**Goal:** Give back exactly the lines starting at the one with "Transcribe this image's" and ending at the last line of the data below. Pictures are not part of the copy.

**Data section:**
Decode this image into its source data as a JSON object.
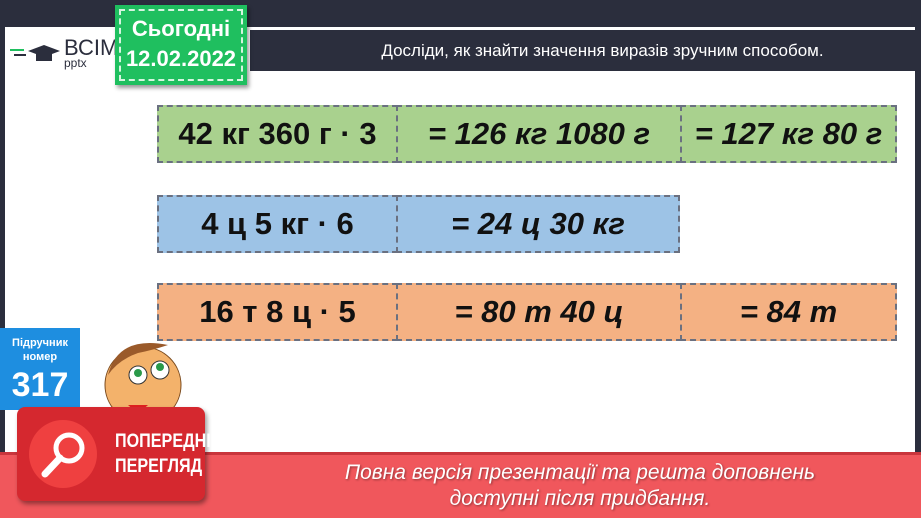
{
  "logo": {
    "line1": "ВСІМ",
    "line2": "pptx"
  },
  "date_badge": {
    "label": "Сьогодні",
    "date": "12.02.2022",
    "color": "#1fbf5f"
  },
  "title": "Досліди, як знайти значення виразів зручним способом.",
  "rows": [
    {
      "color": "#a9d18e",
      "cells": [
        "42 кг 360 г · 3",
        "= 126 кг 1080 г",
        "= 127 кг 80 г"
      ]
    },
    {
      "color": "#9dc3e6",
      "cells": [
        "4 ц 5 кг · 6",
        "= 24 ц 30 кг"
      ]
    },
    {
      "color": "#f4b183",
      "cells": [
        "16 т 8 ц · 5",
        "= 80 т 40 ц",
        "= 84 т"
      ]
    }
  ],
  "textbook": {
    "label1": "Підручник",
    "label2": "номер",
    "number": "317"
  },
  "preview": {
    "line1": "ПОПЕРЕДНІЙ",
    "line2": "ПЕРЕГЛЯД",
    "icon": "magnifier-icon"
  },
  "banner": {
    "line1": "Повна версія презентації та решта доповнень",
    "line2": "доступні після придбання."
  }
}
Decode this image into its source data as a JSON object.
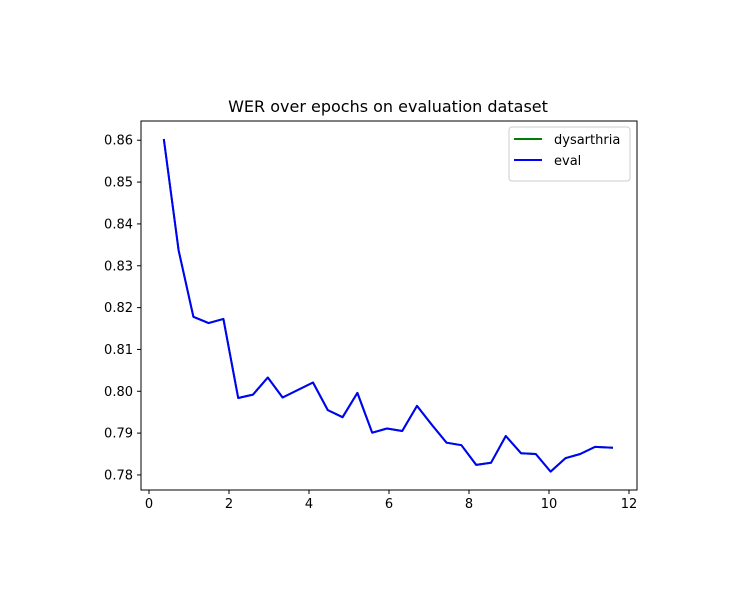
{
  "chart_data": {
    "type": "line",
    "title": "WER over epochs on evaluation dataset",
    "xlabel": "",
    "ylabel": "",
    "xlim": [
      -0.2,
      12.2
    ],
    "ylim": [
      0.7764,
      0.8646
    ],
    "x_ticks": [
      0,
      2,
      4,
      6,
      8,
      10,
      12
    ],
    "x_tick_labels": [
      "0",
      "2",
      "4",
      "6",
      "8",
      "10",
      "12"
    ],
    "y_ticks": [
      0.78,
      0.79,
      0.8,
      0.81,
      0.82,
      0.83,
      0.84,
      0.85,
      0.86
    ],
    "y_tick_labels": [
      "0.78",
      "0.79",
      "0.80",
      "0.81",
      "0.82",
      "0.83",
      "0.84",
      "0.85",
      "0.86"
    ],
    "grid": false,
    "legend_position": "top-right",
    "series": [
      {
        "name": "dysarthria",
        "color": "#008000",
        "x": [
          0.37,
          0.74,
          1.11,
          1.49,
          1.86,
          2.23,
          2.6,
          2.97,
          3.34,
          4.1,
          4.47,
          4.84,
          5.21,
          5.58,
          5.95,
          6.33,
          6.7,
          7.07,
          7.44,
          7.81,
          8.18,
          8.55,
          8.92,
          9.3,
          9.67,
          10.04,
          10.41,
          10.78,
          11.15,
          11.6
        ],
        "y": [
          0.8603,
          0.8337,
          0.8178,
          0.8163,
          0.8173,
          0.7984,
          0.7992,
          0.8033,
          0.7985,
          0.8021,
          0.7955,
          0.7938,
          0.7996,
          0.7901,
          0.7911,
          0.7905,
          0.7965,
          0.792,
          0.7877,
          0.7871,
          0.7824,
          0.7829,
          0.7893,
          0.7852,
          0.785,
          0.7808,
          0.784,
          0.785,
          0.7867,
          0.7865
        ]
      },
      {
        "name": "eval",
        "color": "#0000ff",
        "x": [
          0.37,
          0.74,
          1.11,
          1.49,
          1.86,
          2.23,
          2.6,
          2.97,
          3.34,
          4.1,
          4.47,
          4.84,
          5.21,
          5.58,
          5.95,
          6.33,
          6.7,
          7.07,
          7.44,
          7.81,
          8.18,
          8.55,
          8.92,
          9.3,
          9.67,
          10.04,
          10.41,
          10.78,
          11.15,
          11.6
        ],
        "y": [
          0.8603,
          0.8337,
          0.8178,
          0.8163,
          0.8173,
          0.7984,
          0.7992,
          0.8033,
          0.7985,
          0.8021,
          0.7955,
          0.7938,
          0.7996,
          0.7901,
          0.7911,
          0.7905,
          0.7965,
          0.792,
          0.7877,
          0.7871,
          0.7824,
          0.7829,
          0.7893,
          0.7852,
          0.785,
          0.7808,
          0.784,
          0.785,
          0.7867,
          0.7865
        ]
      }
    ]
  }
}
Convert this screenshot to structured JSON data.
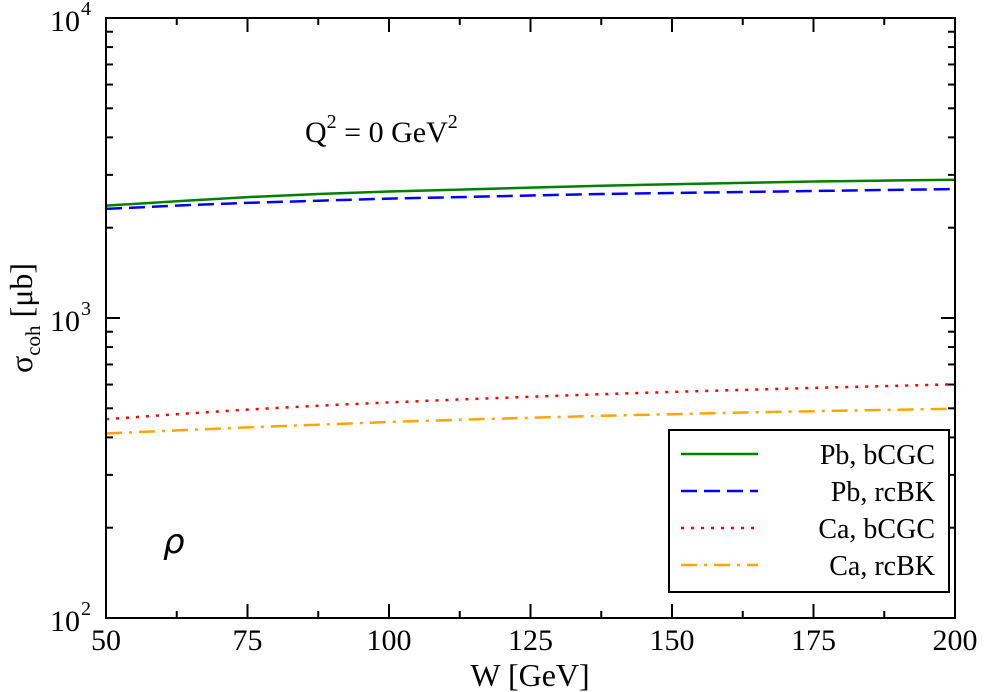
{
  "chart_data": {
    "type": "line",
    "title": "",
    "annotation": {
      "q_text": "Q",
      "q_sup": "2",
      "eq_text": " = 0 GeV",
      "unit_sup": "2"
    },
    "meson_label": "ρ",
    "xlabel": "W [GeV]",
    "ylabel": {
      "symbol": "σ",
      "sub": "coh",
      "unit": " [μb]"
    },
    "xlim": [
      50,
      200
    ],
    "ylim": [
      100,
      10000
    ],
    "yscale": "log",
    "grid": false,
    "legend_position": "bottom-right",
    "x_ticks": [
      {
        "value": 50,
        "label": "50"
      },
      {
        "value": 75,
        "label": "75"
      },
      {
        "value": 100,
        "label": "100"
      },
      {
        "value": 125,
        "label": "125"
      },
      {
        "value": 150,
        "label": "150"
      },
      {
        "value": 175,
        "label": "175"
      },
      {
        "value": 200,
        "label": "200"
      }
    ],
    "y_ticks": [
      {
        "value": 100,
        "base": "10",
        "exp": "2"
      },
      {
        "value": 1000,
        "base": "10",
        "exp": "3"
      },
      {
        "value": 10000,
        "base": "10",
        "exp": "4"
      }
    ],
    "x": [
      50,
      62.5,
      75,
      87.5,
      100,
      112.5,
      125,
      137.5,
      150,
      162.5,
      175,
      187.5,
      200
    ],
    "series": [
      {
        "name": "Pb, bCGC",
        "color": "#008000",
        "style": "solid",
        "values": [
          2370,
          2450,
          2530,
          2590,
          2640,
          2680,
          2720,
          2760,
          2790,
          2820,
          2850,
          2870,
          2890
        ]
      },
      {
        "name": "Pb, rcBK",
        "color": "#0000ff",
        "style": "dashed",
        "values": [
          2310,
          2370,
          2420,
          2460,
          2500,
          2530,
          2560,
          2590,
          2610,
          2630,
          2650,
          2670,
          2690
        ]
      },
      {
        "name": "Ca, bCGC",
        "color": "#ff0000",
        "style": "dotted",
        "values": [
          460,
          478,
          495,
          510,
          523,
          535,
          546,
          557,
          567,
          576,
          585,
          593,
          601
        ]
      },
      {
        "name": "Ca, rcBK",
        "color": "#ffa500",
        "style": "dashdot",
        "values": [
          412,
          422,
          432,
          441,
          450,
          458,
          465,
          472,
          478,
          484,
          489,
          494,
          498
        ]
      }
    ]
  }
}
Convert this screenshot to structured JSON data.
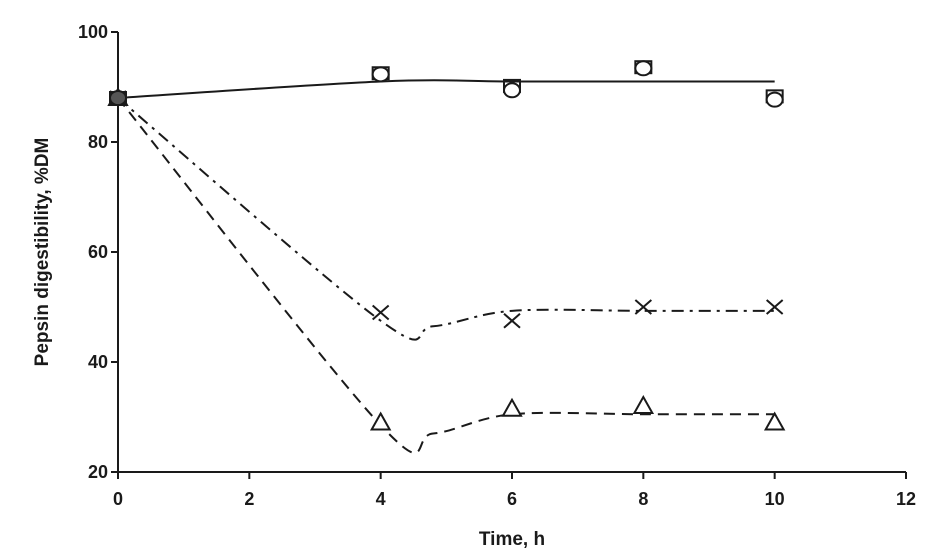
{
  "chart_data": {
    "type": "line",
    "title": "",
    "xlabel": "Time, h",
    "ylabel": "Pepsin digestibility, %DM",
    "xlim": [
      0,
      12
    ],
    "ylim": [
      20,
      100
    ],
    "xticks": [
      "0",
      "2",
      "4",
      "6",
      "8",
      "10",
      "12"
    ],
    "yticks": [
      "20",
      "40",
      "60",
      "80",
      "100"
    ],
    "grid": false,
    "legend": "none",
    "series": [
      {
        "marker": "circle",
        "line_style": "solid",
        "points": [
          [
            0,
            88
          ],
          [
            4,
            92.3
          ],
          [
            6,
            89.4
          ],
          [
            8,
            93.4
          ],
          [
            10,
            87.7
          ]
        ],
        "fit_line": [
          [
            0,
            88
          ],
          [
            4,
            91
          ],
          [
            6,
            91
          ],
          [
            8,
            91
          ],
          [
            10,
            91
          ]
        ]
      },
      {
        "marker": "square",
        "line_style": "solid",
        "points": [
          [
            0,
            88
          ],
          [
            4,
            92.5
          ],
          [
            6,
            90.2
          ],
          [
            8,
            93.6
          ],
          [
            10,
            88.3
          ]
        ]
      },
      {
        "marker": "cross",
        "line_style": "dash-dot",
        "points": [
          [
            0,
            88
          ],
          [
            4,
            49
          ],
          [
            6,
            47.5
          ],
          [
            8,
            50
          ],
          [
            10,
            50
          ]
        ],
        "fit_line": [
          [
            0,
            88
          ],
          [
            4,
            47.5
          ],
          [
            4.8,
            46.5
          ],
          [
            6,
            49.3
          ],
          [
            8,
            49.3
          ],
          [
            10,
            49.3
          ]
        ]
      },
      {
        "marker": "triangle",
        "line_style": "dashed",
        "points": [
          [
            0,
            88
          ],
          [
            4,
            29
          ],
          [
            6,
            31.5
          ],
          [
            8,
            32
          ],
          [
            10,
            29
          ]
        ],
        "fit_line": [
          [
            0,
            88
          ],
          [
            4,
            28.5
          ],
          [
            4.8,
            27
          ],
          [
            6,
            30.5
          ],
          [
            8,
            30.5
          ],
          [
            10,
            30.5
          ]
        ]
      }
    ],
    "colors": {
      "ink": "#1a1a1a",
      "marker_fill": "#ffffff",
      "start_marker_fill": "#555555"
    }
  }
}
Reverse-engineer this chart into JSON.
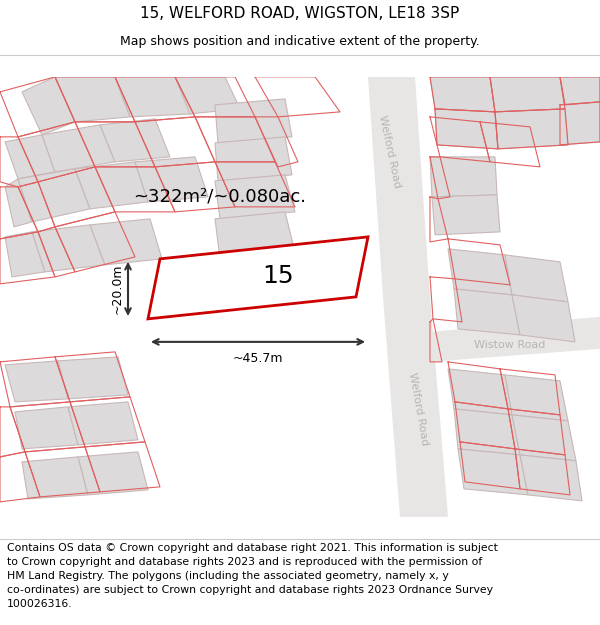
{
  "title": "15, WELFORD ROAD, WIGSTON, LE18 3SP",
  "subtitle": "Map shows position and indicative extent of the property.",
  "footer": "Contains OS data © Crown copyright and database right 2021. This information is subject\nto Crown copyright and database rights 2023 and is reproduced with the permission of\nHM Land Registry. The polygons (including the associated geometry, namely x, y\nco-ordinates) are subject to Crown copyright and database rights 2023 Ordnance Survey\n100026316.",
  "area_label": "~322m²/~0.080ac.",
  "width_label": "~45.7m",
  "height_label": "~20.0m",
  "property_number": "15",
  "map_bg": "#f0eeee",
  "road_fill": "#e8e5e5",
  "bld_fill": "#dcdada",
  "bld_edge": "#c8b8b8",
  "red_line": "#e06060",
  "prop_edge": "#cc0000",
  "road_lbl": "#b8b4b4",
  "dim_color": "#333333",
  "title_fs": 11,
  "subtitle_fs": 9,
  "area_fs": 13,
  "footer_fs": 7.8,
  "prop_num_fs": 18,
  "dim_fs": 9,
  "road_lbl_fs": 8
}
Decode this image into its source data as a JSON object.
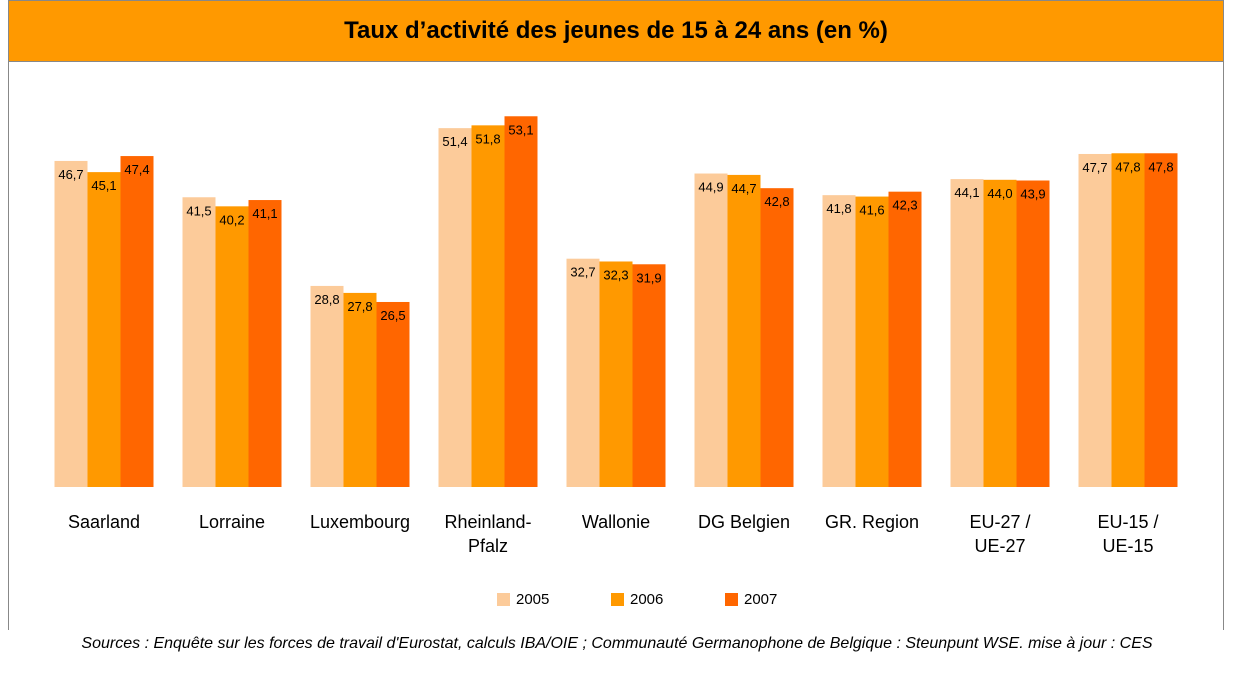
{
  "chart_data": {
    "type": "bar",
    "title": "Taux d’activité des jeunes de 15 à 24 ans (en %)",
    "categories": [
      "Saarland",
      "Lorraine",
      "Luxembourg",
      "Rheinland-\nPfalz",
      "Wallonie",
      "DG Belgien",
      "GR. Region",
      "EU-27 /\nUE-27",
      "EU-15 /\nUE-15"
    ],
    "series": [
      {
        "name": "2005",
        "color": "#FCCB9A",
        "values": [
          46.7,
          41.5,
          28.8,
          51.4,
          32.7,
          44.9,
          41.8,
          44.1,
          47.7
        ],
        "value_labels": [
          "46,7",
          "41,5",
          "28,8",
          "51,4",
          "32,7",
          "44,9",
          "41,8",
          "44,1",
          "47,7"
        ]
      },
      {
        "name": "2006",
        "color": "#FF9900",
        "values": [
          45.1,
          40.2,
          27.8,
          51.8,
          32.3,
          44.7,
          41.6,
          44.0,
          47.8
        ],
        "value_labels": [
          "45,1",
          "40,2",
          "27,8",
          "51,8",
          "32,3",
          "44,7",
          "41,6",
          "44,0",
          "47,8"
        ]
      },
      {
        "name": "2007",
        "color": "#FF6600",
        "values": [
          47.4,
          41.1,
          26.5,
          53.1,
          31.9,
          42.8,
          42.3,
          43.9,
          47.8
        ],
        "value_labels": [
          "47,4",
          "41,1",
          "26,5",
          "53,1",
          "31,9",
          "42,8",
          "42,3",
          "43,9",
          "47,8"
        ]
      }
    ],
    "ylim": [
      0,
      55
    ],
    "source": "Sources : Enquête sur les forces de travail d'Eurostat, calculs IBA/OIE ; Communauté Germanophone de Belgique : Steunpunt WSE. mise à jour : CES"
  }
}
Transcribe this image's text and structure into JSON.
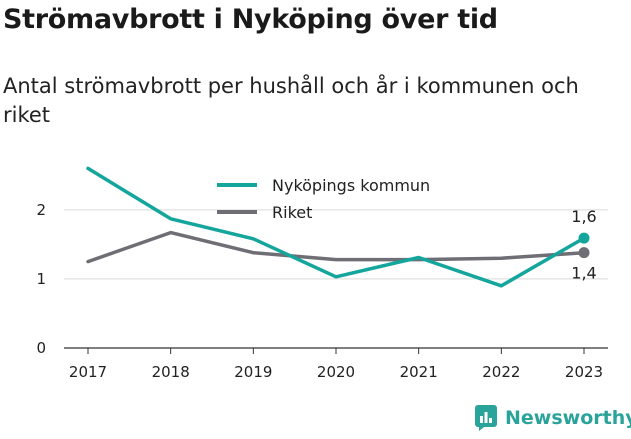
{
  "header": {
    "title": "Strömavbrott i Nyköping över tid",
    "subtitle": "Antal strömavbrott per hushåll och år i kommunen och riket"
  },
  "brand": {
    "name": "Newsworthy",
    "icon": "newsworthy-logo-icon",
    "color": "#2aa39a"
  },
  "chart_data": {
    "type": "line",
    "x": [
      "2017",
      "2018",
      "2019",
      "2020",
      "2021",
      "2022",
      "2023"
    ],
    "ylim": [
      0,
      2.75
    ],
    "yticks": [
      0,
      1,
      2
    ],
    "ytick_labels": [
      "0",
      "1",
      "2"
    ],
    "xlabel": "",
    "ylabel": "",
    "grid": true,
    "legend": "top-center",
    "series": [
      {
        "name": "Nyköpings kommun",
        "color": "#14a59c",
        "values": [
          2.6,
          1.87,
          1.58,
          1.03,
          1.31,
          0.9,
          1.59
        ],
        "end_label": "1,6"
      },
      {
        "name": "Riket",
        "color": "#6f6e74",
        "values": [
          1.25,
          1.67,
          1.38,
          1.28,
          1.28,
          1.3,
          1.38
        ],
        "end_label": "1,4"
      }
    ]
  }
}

**Final answer:**
Transcribe this image's text and structure into JSON.
{
  "header": {
    "title": "Strömavbrott i Nyköping över tid",
    "subtitle": "Antal strömavbrott per hushåll och år i kommunen och riket"
  },
  "brand": {
    "name": "Newsworthy",
    "icon": "newsworthy-logo-icon",
    "color": "#2aa39a"
  },
  "chart_data": {
    "type": "line",
    "x": [
      "2017",
      "2018",
      "2019",
      "2020",
      "2021",
      "2022",
      "2023"
    ],
    "ylim": [
      0,
      2.75
    ],
    "yticks": [
      0,
      1,
      2
    ],
    "ytick_labels": [
      "0",
      "1",
      "2"
    ],
    "xlabel": "",
    "ylabel": "",
    "grid": true,
    "legend": "top-center",
    "series": [
      {
        "name": "Nyköpings kommun",
        "color": "#14a59c",
        "values": [
          2.6,
          1.87,
          1.58,
          1.03,
          1.31,
          0.9,
          1.59
        ],
        "end_label": "1,6"
      },
      {
        "name": "Riket",
        "color": "#6f6e74",
        "values": [
          1.25,
          1.67,
          1.38,
          1.28,
          1.28,
          1.3,
          1.38
        ],
        "end_label": "1,4"
      }
    ]
  }
}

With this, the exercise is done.